[Data records]
--------------------------------
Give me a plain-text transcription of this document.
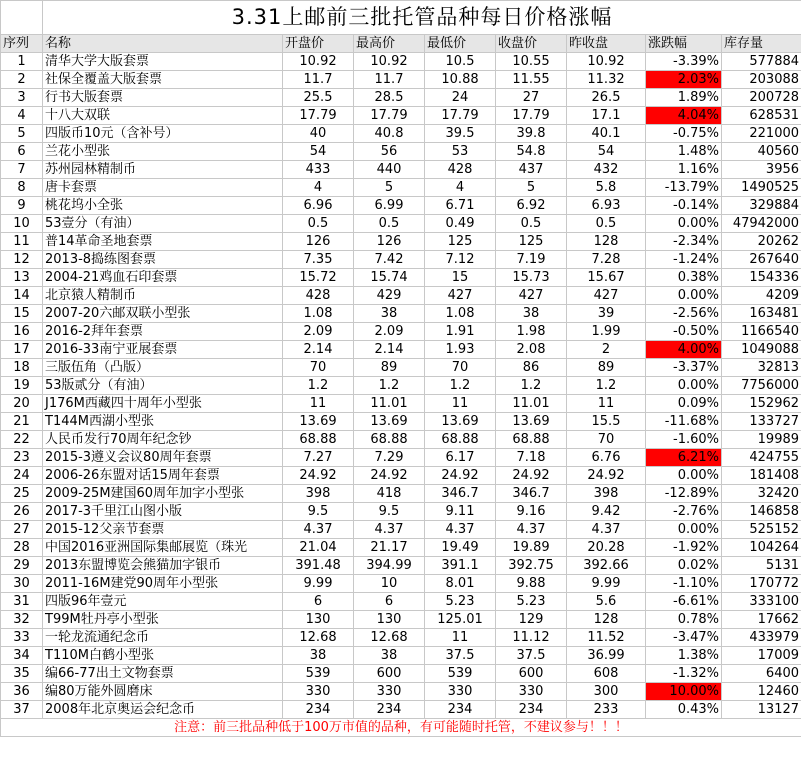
	3.31上邮前三批托管品种每日价格涨幅							
序列	名称	开盘价	最高价	最低价	收盘价	昨收盘	涨跌幅	库存量
1	清华大学大版套票	10.92	10.92	10.5	10.55	10.92	-3.39%	577884
2	社保全覆盖大版套票	11.7	11.7	10.88	11.55	11.32	2.03%	203088
3	行书大版套票	25.5	28.5	24	27	26.5	1.89%	200728
4	十八大双联	17.79	17.79	17.79	17.79	17.1	4.04%	628531
5	四版币10元（含补号）	40	40.8	39.5	39.8	40.1	-0.75%	221000
6	兰花小型张	54	56	53	54.8	54	1.48%	40560
7	苏州园林精制币	433	440	428	437	432	1.16%	3956
8	唐卡套票	4	5	4	5	5.8	-13.79%	1490525
9	桃花坞小全张	6.96	6.99	6.71	6.92	6.93	-0.14%	329884
10	53壹分（有油）	0.5	0.5	0.49	0.5	0.5	0.00%	47942000
11	普14革命圣地套票	126	126	125	125	128	-2.34%	20262
12	2013-8捣练图套票	7.35	7.42	7.12	7.19	7.28	-1.24%	267640
13	2004-21鸡血石印套票	15.72	15.74	15	15.73	15.67	0.38%	154336
14	北京猿人精制币	428	429	427	427	427	0.00%	4209
15	2007-20六邮双联小型张	1.08	38	1.08	38	39	-2.56%	163481
16	2016-2拜年套票	2.09	2.09	1.91	1.98	1.99	-0.50%	1166540
17	2016-33南宁亚展套票	2.14	2.14	1.93	2.08	2	4.00%	1049088
18	三版伍角（凸版）	70	89	70	86	89	-3.37%	32813
19	53版贰分（有油）	1.2	1.2	1.2	1.2	1.2	0.00%	7756000
20	J176M西藏四十周年小型张	11	11.01	11	11.01	11	0.09%	152962
21	T144M西湖小型张	13.69	13.69	13.69	13.69	15.5	-11.68%	133727
22	人民币发行70周年纪念钞	68.88	68.88	68.88	68.88	70	-1.60%	19989
23	2015-3遵义会议80周年套票	7.27	7.29	6.17	7.18	6.76	6.21%	424755
24	2006-26东盟对话15周年套票	24.92	24.92	24.92	24.92	24.92	0.00%	181408
25	2009-25M建国60周年加字小型张	398	418	346.7	346.7	398	-12.89%	32420
26	2017-3千里江山图小版	9.5	9.5	9.11	9.16	9.42	-2.76%	146858
27	2015-12父亲节套票	4.37	4.37	4.37	4.37	4.37	0.00%	525152
28	中国2016亚洲国际集邮展览（珠光	21.04	21.17	19.49	19.89	20.28	-1.92%	104264
29	2013东盟博览会熊猫加字银币	391.48	394.99	391.1	392.75	392.66	0.02%	5131
30	2011-16M建党90周年小型张	9.99	10	8.01	9.88	9.99	-1.10%	170772
31	四版96年壹元	6	6	5.23	5.23	5.6	-6.61%	333100
32	T99M牡丹亭小型张	130	130	125.01	129	128	0.78%	17662
33	一轮龙流通纪念币	12.68	12.68	11	11.12	11.52	-3.47%	433979
34	T110M白鹤小型张	38	38	37.5	37.5	36.99	1.38%	17009
35	编66-77出土文物套票	539	600	539	600	608	-1.32%	6400
36	编80万能外圆磨床	330	330	330	330	300	10.00%	12460
37	2008年北京奥运会纪念币	234	234	234	234	233	0.43%	13127
注意：前三批品种低于100万市值的品种，有可能随时托管，不建议参与！！！								
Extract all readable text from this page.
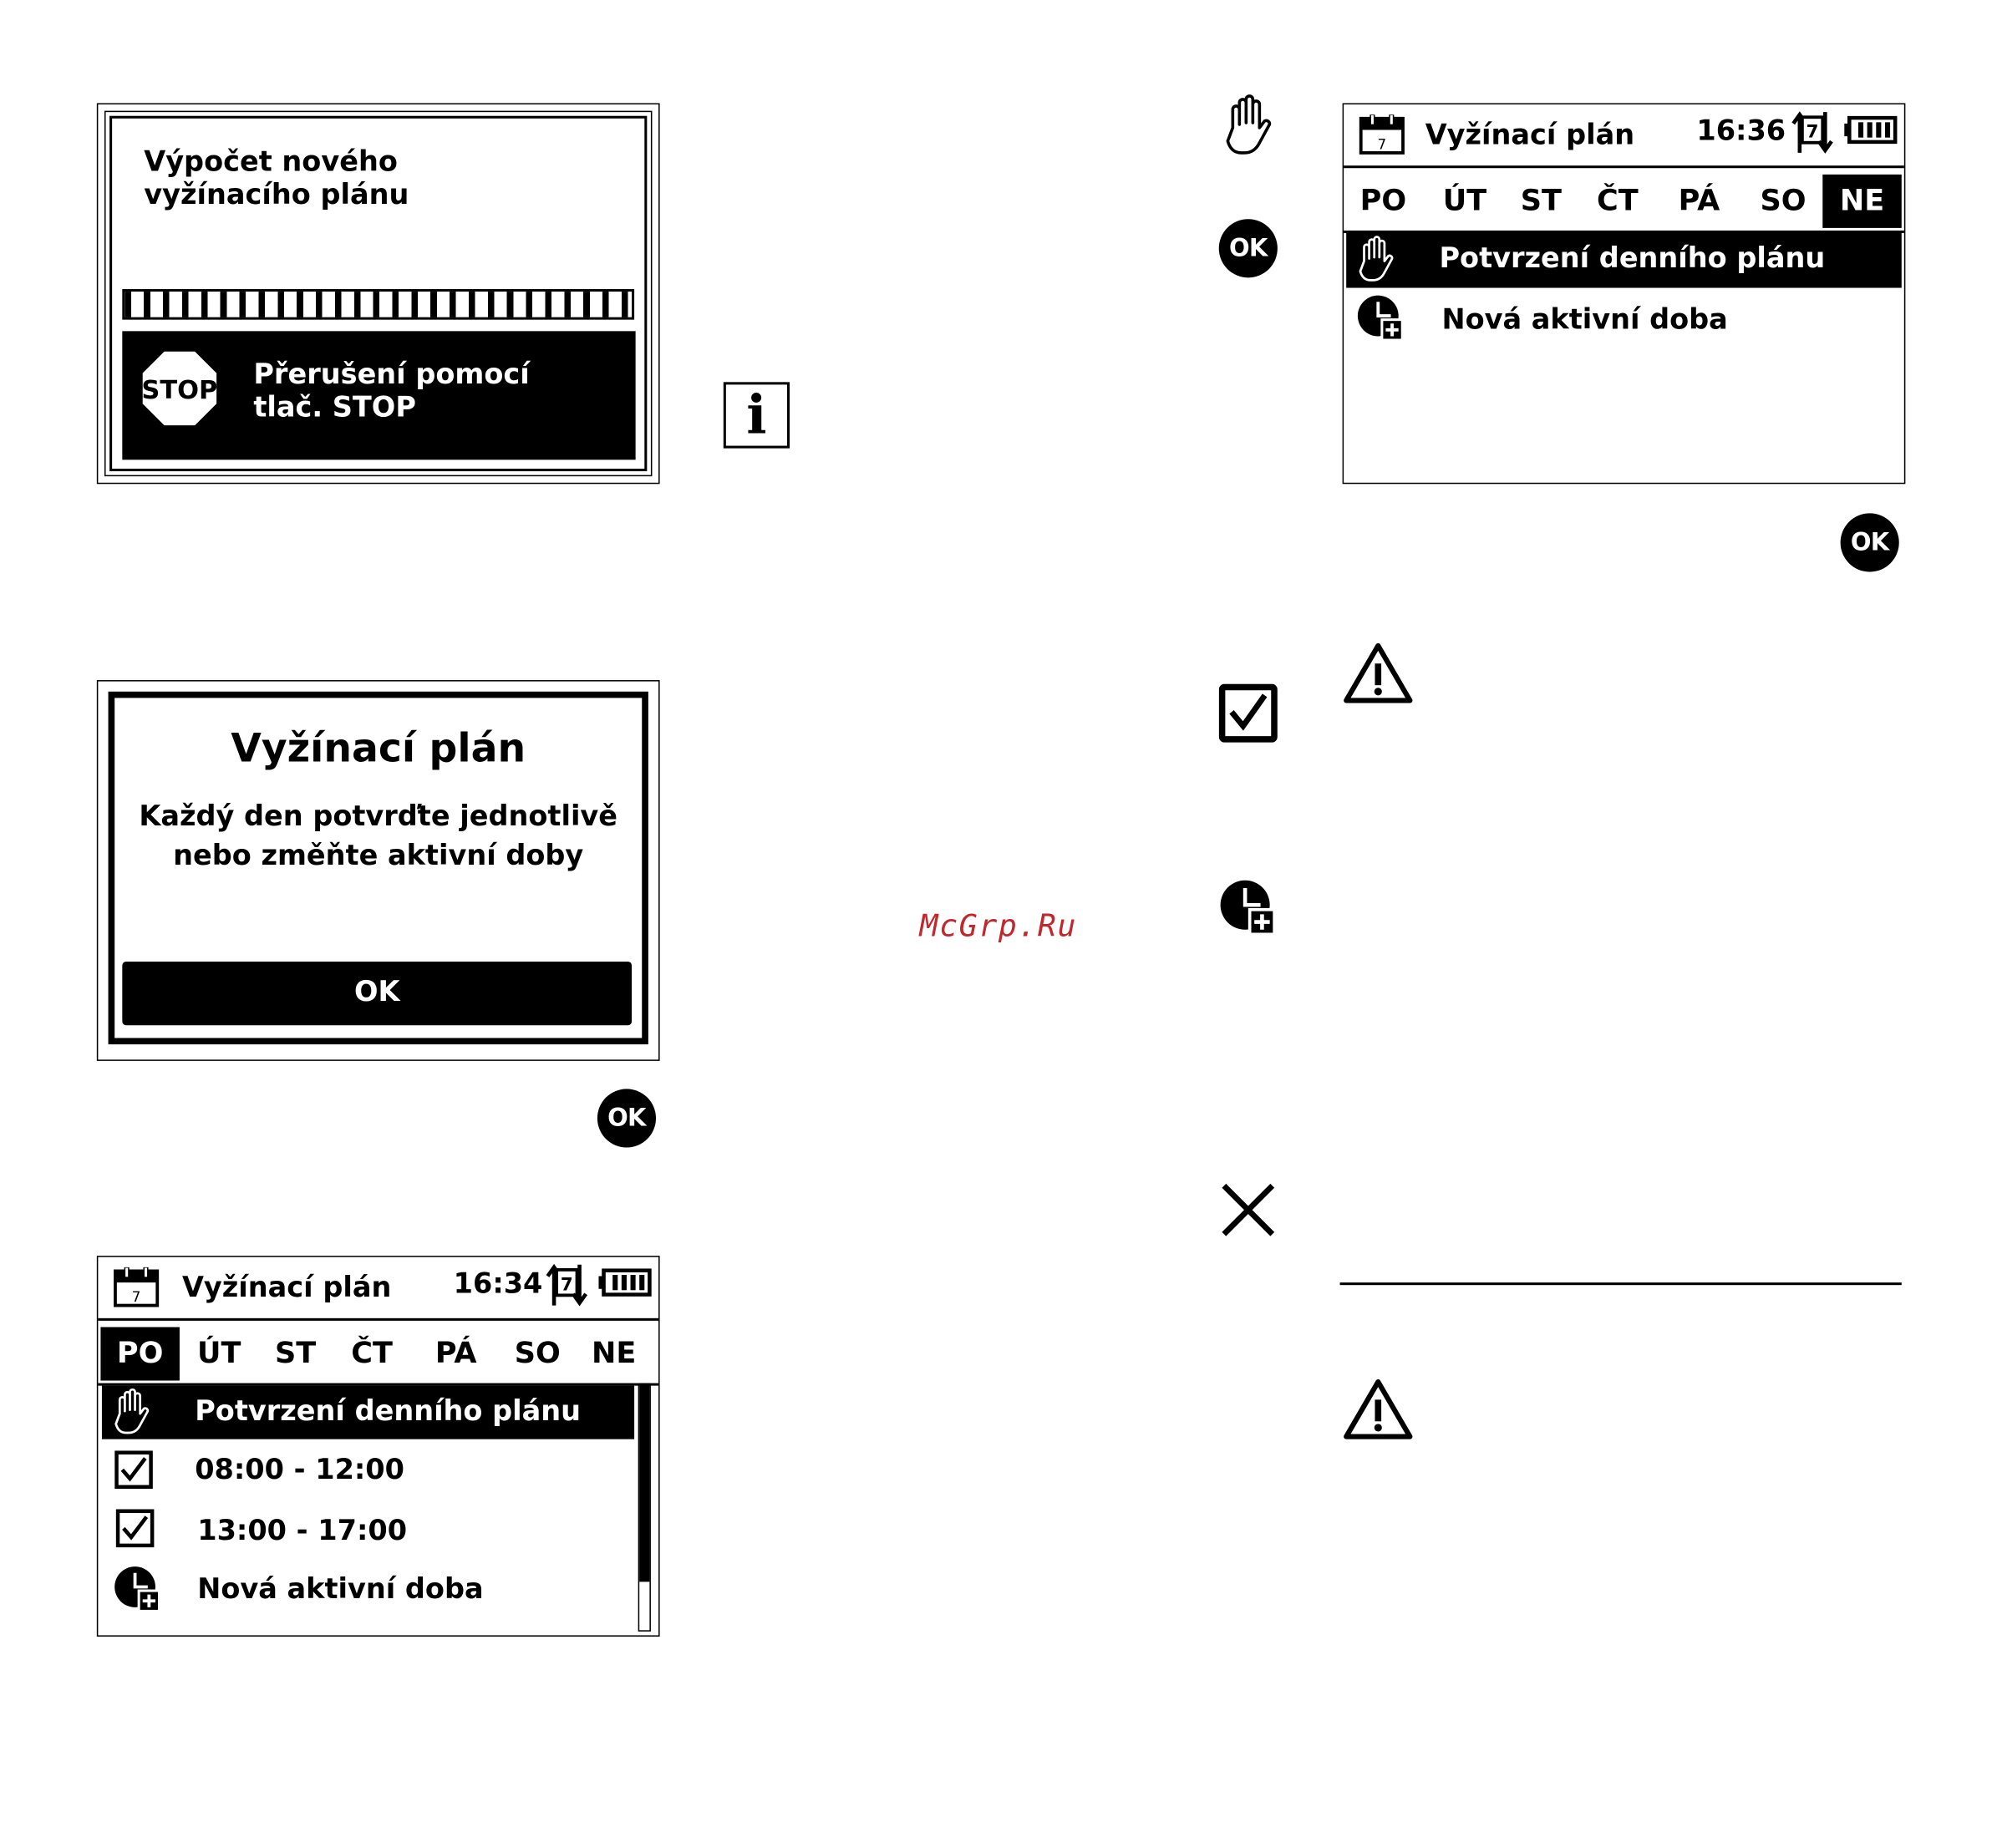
Výpočet nového
vyžínacího plánu
STOP Přerušení pomocí
tlač. STOP	i
Vyžínací plán
Každý den potvrďte jednotlivě
nebo změňte aktivní doby
OK
OK
7 Vyžínací plán	16:34 7
PO	ÚT	ST	ČT	PÁ	SO	NE
Potvrzení denního plánu
08:00 - 12:00
13:00 - 17:00
Nová aktivní doba
OK
7 Vyžínací plán	16:36 7
PO	ÚT	ST	ČT	PÁ	SO	NE
Potvrzení denního plánu
Nová aktivní doba
OK
McGrp.Ru
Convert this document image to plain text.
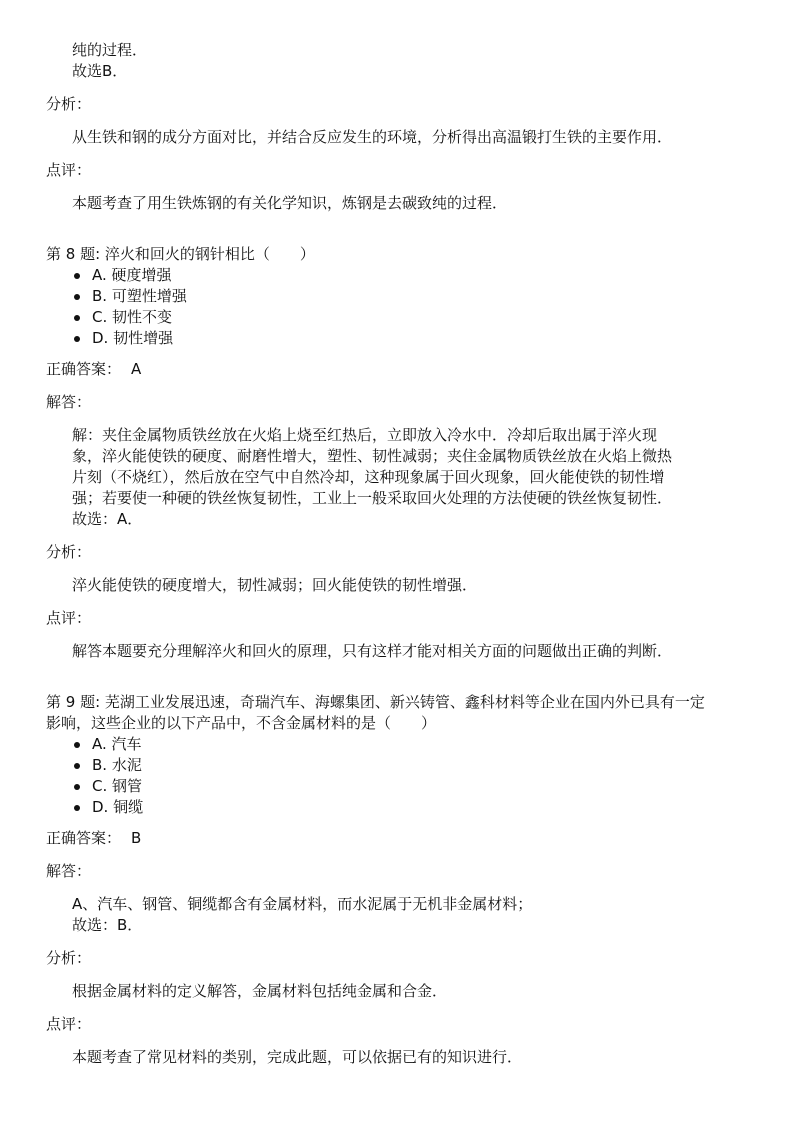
纯的过程．

故选B．

分析：

从生铁和钢的成分方面对比，并结合反应发生的环境，分析得出高温锻打生铁的主要作用．

点评：

本题考查了用生铁炼钢的有关化学知识，炼钢是去碳致纯的过程．

第 8 题: 淬火和回火的钢针相比（　　）

A. 硬度增强
B. 可塑性增强
C. 韧性不变
D. 韧性增强

正确答案： A

解答：

解：夹住金属物质铁丝放在火焰上烧至红热后，立即放入冷水中．冷却后取出属于淬火现

象，淬火能使铁的硬度、耐磨性增大，塑性、韧性减弱；夹住金属物质铁丝放在火焰上微热

片刻（不烧红），然后放在空气中自然冷却，这种现象属于回火现象，回火能使铁的韧性增

强；若要使一种硬的铁丝恢复韧性，工业上一般采取回火处理的方法使硬的铁丝恢复韧性．

故选：A．

分析：

淬火能使铁的硬度增大，韧性减弱；回火能使铁的韧性增强．

点评：

解答本题要充分理解淬火和回火的原理，只有这样才能对相关方面的问题做出正确的判断．

第 9 题: 芜湖工业发展迅速，奇瑞汽车、海螺集团、新兴铸管、鑫科材料等企业在国内外已具有一定

影响，这些企业的以下产品中，不含金属材料的是（　　）

A. 汽车
B. 水泥
C. 钢管
D. 铜缆

正确答案： B

解答：

A、汽车、钢管、铜缆都含有金属材料，而水泥属于无机非金属材料；

故选：B．

分析：

根据金属材料的定义解答，金属材料包括纯金属和合金．

点评：

本题考查了常见材料的类别，完成此题，可以依据已有的知识进行．
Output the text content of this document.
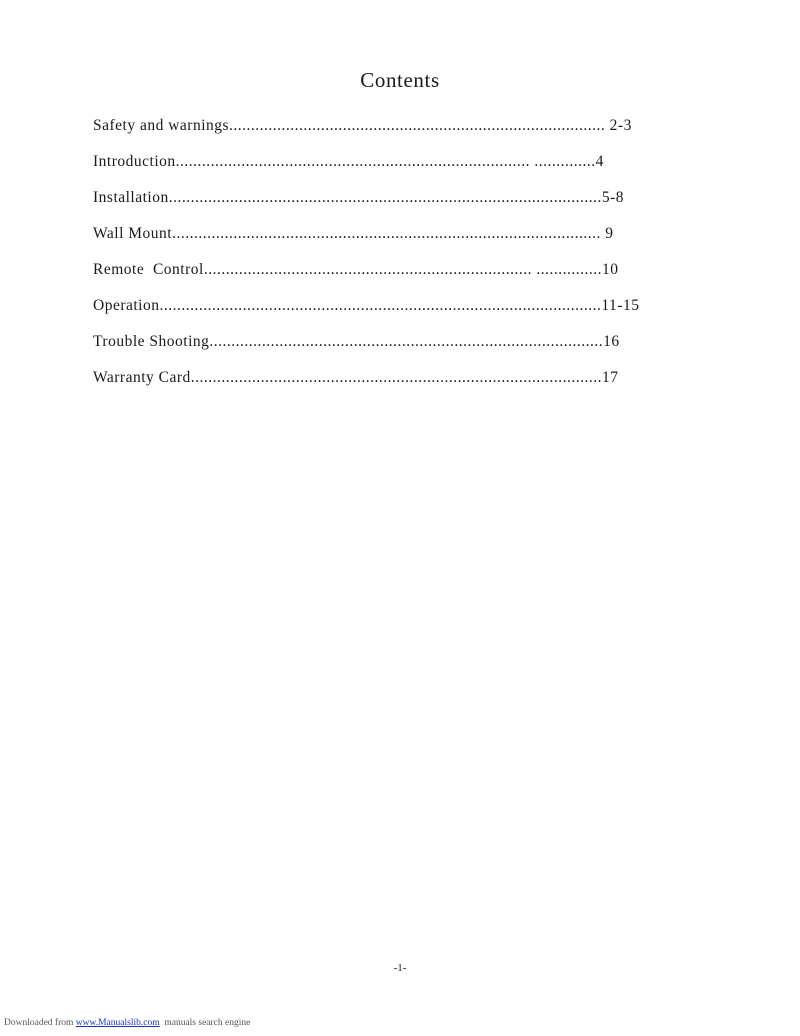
Contents
Safety and warnings...................................................................................... 2-3
Introduction................................................................................. ..............4
Installation...................................................................................................5-8
Wall Mount.................................................................................................. 9
Remote  Control........................................................................... ...............10
Operation.....................................................................................................11-15
Trouble Shooting..........................................................................................16
Warranty Card..............................................................................................17
-1-
Downloaded from www.Manualslib.com  manuals search engine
--------------------------------
• [TASK OBJECTIVE]
Print every entry above again without changing a word, and omit the pictures.

• [OUTPUT]
Give me a plain-text transcription of this document.
	3.31上邮前三批托管品种每日价格涨幅							
序列	名称	开盘价	最高价	最低价	收盘价	昨收盘	涨跌幅	库存量
1	清华大学大版套票	10.92	10.92	10.5	10.55	10.92	-3.39%	577884
2	社保全覆盖大版套票	11.7	11.7	10.88	11.55	11.32	2.03%	203088
3	行书大版套票	25.5	28.5	24	27	26.5	1.89%	200728
4	十八大双联	17.79	17.79	17.79	17.79	17.1	4.04%	628531
5	四版币10元（含补号）	40	40.8	39.5	39.8	40.1	-0.75%	221000
6	兰花小型张	54	56	53	54.8	54	1.48%	40560
7	苏州园林精制币	433	440	428	437	432	1.16%	3956
8	唐卡套票	4	5	4	5	5.8	-13.79%	1490525
9	桃花坞小全张	6.96	6.99	6.71	6.92	6.93	-0.14%	329884
10	53壹分（有油）	0.5	0.5	0.49	0.5	0.5	0.00%	47942000
11	普14革命圣地套票	126	126	125	125	128	-2.34%	20262
12	2013-8捣练图套票	7.35	7.42	7.12	7.19	7.28	-1.24%	267640
13	2004-21鸡血石印套票	15.72	15.74	15	15.73	15.67	0.38%	154336
14	北京猿人精制币	428	429	427	427	427	0.00%	4209
15	2007-20六邮双联小型张	1.08	38	1.08	38	39	-2.56%	163481
16	2016-2拜年套票	2.09	2.09	1.91	1.98	1.99	-0.50%	1166540
17	2016-33南宁亚展套票	2.14	2.14	1.93	2.08	2	4.00%	1049088
18	三版伍角（凸版）	70	89	70	86	89	-3.37%	32813
19	53版贰分（有油）	1.2	1.2	1.2	1.2	1.2	0.00%	7756000
20	J176M西藏四十周年小型张	11	11.01	11	11.01	11	0.09%	152962
21	T144M西湖小型张	13.69	13.69	13.69	13.69	15.5	-11.68%	133727
22	人民币发行70周年纪念钞	68.88	68.88	68.88	68.88	70	-1.60%	19989
23	2015-3遵义会议80周年套票	7.27	7.29	6.17	7.18	6.76	6.21%	424755
24	2006-26东盟对话15周年套票	24.92	24.92	24.92	24.92	24.92	0.00%	181408
25	2009-25M建国60周年加字小型张	398	418	346.7	346.7	398	-12.89%	32420
26	2017-3千里江山图小版	9.5	9.5	9.11	9.16	9.42	-2.76%	146858
27	2015-12父亲节套票	4.37	4.37	4.37	4.37	4.37	0.00%	525152
28	中国2016亚洲国际集邮展览（珠光	21.04	21.17	19.49	19.89	20.28	-1.92%	104264
29	2013东盟博览会熊猫加字银币	391.48	394.99	391.1	392.75	392.66	0.02%	5131
30	2011-16M建党90周年小型张	9.99	10	8.01	9.88	9.99	-1.10%	170772
31	四版96年壹元	6	6	5.23	5.23	5.6	-6.61%	333100
32	T99M牡丹亭小型张	130	130	125.01	129	128	0.78%	17662
33	一轮龙流通纪念币	12.68	12.68	11	11.12	11.52	-3.47%	433979
34	T110M白鹤小型张	38	38	37.5	37.5	36.99	1.38%	17009
35	编66-77出土文物套票	539	600	539	600	608	-1.32%	6400
36	编80万能外圆磨床	330	330	330	330	300	10.00%	12460
37	2008年北京奥运会纪念币	234	234	234	234	233	0.43%	13127
注意：前三批品种低于100万市值的品种，有可能随时托管，不建议参与！！！								
Extract all readable text from this page.
Výpočet nového
vyžínacího plánu
STOP Přerušení pomocí
tlač. STOP	i
Vyžínací plán
Každý den potvrďte jednotlivě
nebo změňte aktivní doby
OK
OK
7 Vyžínací plán	16:34 7
PO	ÚT	ST	ČT	PÁ	SO	NE
Potvrzení denního plánu
08:00 - 12:00
13:00 - 17:00
Nová aktivní doba
OK
7 Vyžínací plán	16:36 7
PO	ÚT	ST	ČT	PÁ	SO	NE
Potvrzení denního plánu
Nová aktivní doba
OK
McGrp.Ru
Convert this document image to plain text.
纯的过程．

故选B．

分析：

从生铁和钢的成分方面对比，并结合反应发生的环境，分析得出高温锻打生铁的主要作用．

点评：

本题考查了用生铁炼钢的有关化学知识，炼钢是去碳致纯的过程．

第 8 题: 淬火和回火的钢针相比（　　）

A. 硬度增强
B. 可塑性增强
C. 韧性不变
D. 韧性增强

正确答案： A

解答：

解：夹住金属物质铁丝放在火焰上烧至红热后，立即放入冷水中．冷却后取出属于淬火现

象，淬火能使铁的硬度、耐磨性增大，塑性、韧性减弱；夹住金属物质铁丝放在火焰上微热

片刻（不烧红），然后放在空气中自然冷却，这种现象属于回火现象，回火能使铁的韧性增

强；若要使一种硬的铁丝恢复韧性，工业上一般采取回火处理的方法使硬的铁丝恢复韧性．

故选：A．

分析：

淬火能使铁的硬度增大，韧性减弱；回火能使铁的韧性增强．

点评：

解答本题要充分理解淬火和回火的原理，只有这样才能对相关方面的问题做出正确的判断．

第 9 题: 芜湖工业发展迅速，奇瑞汽车、海螺集团、新兴铸管、鑫科材料等企业在国内外已具有一定

影响，这些企业的以下产品中，不含金属材料的是（　　）

A. 汽车
B. 水泥
C. 钢管
D. 铜缆

正确答案： B

解答：

A、汽车、钢管、铜缆都含有金属材料，而水泥属于无机非金属材料；

故选：B．

分析：

根据金属材料的定义解答，金属材料包括纯金属和合金．

点评：

本题考查了常见材料的类别，完成此题，可以依据已有的知识进行．
Output the text content of this document.
Contents
Safety and warnings...................................................................................... 2-3
Introduction................................................................................. ..............4
Installation...................................................................................................5-8
Wall Mount.................................................................................................. 9
Remote  Control........................................................................... ...............10
Operation.....................................................................................................11-15
Trouble Shooting..........................................................................................16
Warranty Card..............................................................................................17
-1-
Downloaded from www.Manualslib.com  manuals search engine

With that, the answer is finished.